> [TASK INPUT]
_____

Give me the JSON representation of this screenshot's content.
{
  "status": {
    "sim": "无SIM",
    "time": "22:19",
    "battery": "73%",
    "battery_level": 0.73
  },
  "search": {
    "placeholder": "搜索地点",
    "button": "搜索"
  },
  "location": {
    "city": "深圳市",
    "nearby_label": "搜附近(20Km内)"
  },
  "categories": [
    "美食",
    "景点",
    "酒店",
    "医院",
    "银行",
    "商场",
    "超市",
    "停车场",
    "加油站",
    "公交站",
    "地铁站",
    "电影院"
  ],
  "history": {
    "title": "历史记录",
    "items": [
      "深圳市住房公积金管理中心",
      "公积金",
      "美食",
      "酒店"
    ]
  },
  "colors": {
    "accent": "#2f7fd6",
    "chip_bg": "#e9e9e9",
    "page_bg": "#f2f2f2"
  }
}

_____

> [PROBLEM TO SOLVE]
Reproduce every entry shown above, precisely as it stands.

> [RESPONSE TO THIS EXERCISE]
Give me the JSON representation of this screenshot's content.
{
  "status": {
    "sim": "无SIM",
    "time": "22:19",
    "battery": "73%",
    "battery_level": 0.73
  },
  "search": {
    "placeholder": "搜索地点",
    "button": "搜索"
  },
  "location": {
    "city": "深圳市",
    "nearby_label": "搜附近(20Km内)"
  },
  "categories": [
    "美食",
    "景点",
    "酒店",
    "医院",
    "银行",
    "商场",
    "超市",
    "停车场",
    "加油站",
    "公交站",
    "地铁站",
    "电影院"
  ],
  "history": {
    "title": "历史记录",
    "items": [
      "深圳市住房公积金管理中心",
      "公积金",
      "美食",
      "酒店"
    ]
  },
  "colors": {
    "accent": "#2f7fd6",
    "chip_bg": "#e9e9e9",
    "page_bg": "#f2f2f2"
  }
}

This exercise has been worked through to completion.